> [Stated exercise]: Out of the lines below, please list those that hold the string "Иные".

> [Dataset items]:
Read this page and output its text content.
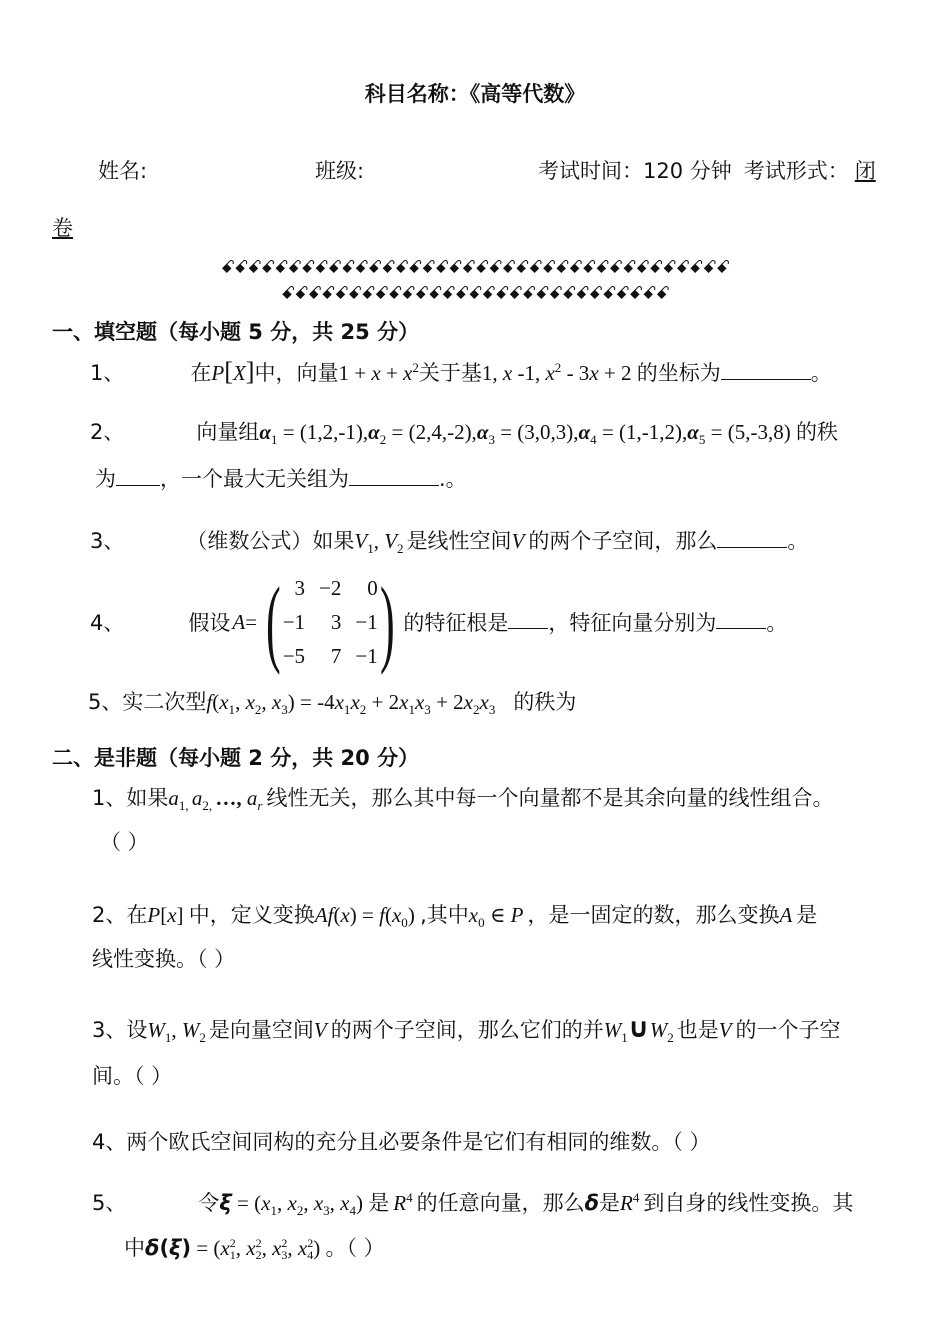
科目名称：《高等代数》
姓名:	班级:	考试时间：120 分钟 考试形式： 闭
卷
ꗃꗃꗃꗃꗃꗃꗃꗃꗃꗃꗃꗃꗃꗃꗃꗃꗃꗃꗃꗃꗃꗃꗃꗃꗃꗃꗃꗃꗃꗃꗃꗃꗃꗃꗃꗃꗃꗃ
ꗃꗃꗃꗃꗃꗃꗃꗃꗃꗃꗃꗃꗃꗃꗃꗃꗃꗃꗃꗃꗃꗃꗃꗃꗃꗃꗃꗃꗃ
一、填空题（每小题 5 分，共 25 分）
1、	在P[X]中，向量$1 + x + x^2$关于基1, x -1, $x^2 - 3x + 2$ 的坐标为	。
2、	向量组$\alpha_1 = (1,2,-1),\alpha_2 = (2,4,-2),\alpha_3 = (3,0,3),\alpha_4 = (1,-1,2),\alpha_5 = (5,-3,8)$ 的秩
为 ，一个最大无关组为	.。
3、	（维数公式）如果$V_1$, $V_2$ 是线性空间V 的两个子空间，那么	。
4、	假设 A = ( 3	−2	0
−1	3	−1
−5	7	−1 ) 的特征根是 ，特征向量分别为 。
5、实二次型$f(x_1$, $x_2$, $x_3) = -4x_1x_2 + 2x_1x_3 + 2x_2x_3$ 的秩为
二、是非题（每小题 2 分，共 20 分）
1、如果$a_{1,}$ $a_{2,}$ …, $a_r$ 线性无关，那么其中每一个向量都不是其余向量的线性组合。
（ ）
2、在P[x] 中，定义变换$Af(x) = f(x_0)$ ,其中$x_0$ ∈ P ，是一固定的数，那么变换A 是
线性变换。（ ）
3、设$W_1$, $W_2$ 是向量空间V 的两个子空间，那么它们的并$W_1\cup W_2$ 也是V 的一个子空
间。（ ）
4、两个欧氏空间同构的充分且必要条件是它们有相同的维数。（ ）
5、	令$\xi = (x_1$, $x_2$, $x_3$, $x_4$) 是 $R^4$ 的任意向量，那么δ是$R^4$ 到自身的线性变换。其
中δ(ξ) = (x 2
1 , x 2
2 , x 2
3 , x 2
4 ) 。（ ）
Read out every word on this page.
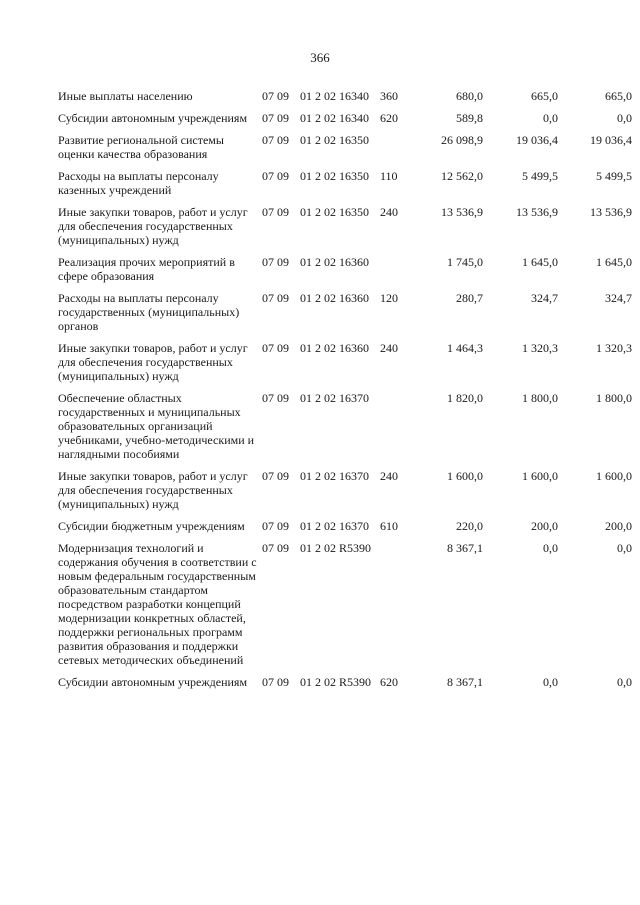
366
Иные выплаты населению	07 09	01 2 02 16340	360	680,0	665,0	665,0

Субсидии автономным учреждениям	07 09	01 2 02 16340	620	589,8	0,0	0,0

Развитие региональной системы оценки качества образования	07 09	01 2 02 16350		26 098,9	19 036,4	19 036,4

Расходы на выплаты персоналу казенных учреждений	07 09	01 2 02 16350	110	12 562,0	5 499,5	5 499,5

Иные закупки товаров, работ и услуг для обеспечения государственных (муниципальных) нужд	07 09	01 2 02 16350	240	13 536,9	13 536,9	13 536,9

Реализация прочих мероприятий в сфере образования	07 09	01 2 02 16360		1 745,0	1 645,0	1 645,0

Расходы на выплаты персоналу государственных (муниципальных) органов	07 09	01 2 02 16360	120	280,7	324,7	324,7

Иные закупки товаров, работ и услуг для обеспечения государственных (муниципальных) нужд	07 09	01 2 02 16360	240	1 464,3	1 320,3	1 320,3

Обеспечение областных государственных и муниципальных образовательных организаций учебниками, учебно-методическими и наглядными пособиями	07 09	01 2 02 16370		1 820,0	1 800,0	1 800,0

Иные закупки товаров, работ и услуг для обеспечения государственных (муниципальных) нужд	07 09	01 2 02 16370	240	1 600,0	1 600,0	1 600,0

Субсидии бюджетным учреждениям	07 09	01 2 02 16370	610	220,0	200,0	200,0

Модернизация технологий и содержания обучения в соответствии с новым федеральным государственным образовательным стандартом посредством разработки концепций модернизации конкретных областей, поддержки региональных программ развития образования и поддержки сетевых методических объединений	07 09	01 2 02 R5390		8 367,1	0,0	0,0

Субсидии автономным учреждениям	07 09	01 2 02 R5390	620	8 367,1	0,0	0,0
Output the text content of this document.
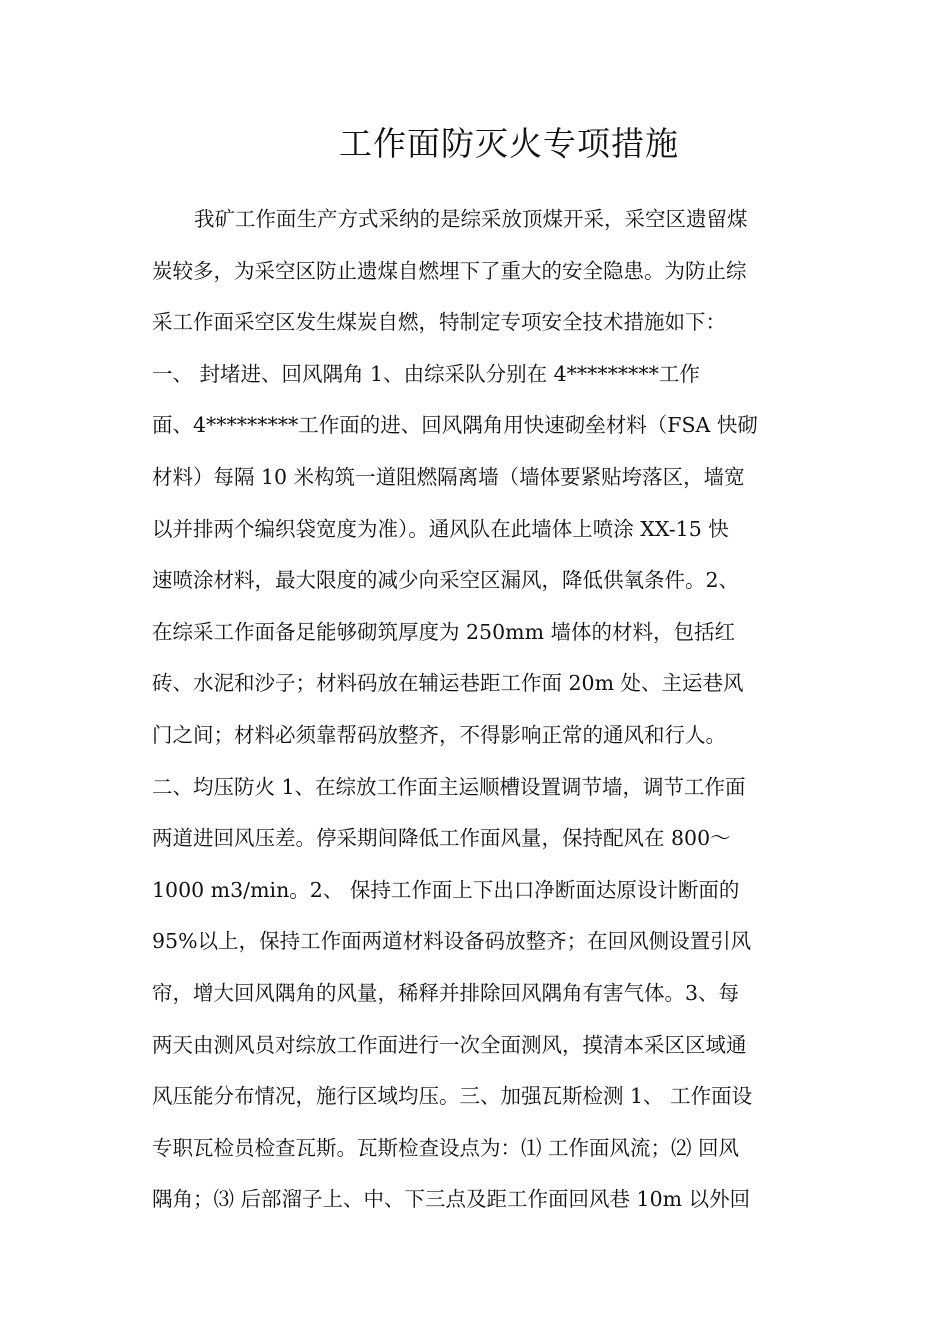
工作面防灭火专项措施
我矿工作面生产方式采纳的是综采放顶煤开采，采空区遗留煤
炭较多，为采空区防止遗煤自燃埋下了重大的安全隐患。为防止综
采工作面采空区发生煤炭自燃，特制定专项安全技术措施如下：
一、 封堵进、回风隅角 1、由综采队分别在 4*********工作
面、4*********工作面的进、回风隅角用快速砌垒材料（FSA 快砌
材料）每隔 10 米构筑一道阻燃隔离墙（墙体要紧贴垮落区，墙宽
以并排两个编织袋宽度为准）。通风队在此墙体上喷涂 XX-15 快
速喷涂材料，最大限度的减少向采空区漏风，降低供氧条件。2、
在综采工作面备足能够砌筑厚度为 250mm 墙体的材料，包括红
砖、水泥和沙子；材料码放在辅运巷距工作面 20m 处、主运巷风
门之间；材料必须靠帮码放整齐，不得影响正常的通风和行人。
二、均压防火 1、在综放工作面主运顺槽设置调节墙，调节工作面
两道进回风压差。停采期间降低工作面风量，保持配风在 800～
1000 m3/min。2、 保持工作面上下出口净断面达原设计断面的
95%以上，保持工作面两道材料设备码放整齐；在回风侧设置引风
帘，增大回风隅角的风量，稀释并排除回风隅角有害气体。3、每
两天由测风员对综放工作面进行一次全面测风，摸清本采区区域通
风压能分布情况，施行区域均压。三、加强瓦斯检测 1、 工作面设
专职瓦检员检查瓦斯。瓦斯检查设点为：⑴ 工作面风流；⑵ 回风
隅角；⑶ 后部溜子上、中、下三点及距工作面回风巷 10m 以外回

> [Task response]:
Иные выплаты населению	07 09	01 2 02 16340	360	680,0	665,0	665,0
Иные закупки товаров, работ и услуг для обеспечения государственных (муниципальных) нужд	07 09	01 2 02 16350	240	13 536,9	13 536,9	13 536,9
Иные закупки товаров, работ и услуг для обеспечения государственных (муниципальных) нужд	07 09	01 2 02 16360	240	1 464,3	1 320,3	1 320,3
Иные закупки товаров, работ и услуг для обеспечения государственных (муниципальных) нужд	07 09	01 2 02 16370	240	1 600,0	1 600,0	1 600,0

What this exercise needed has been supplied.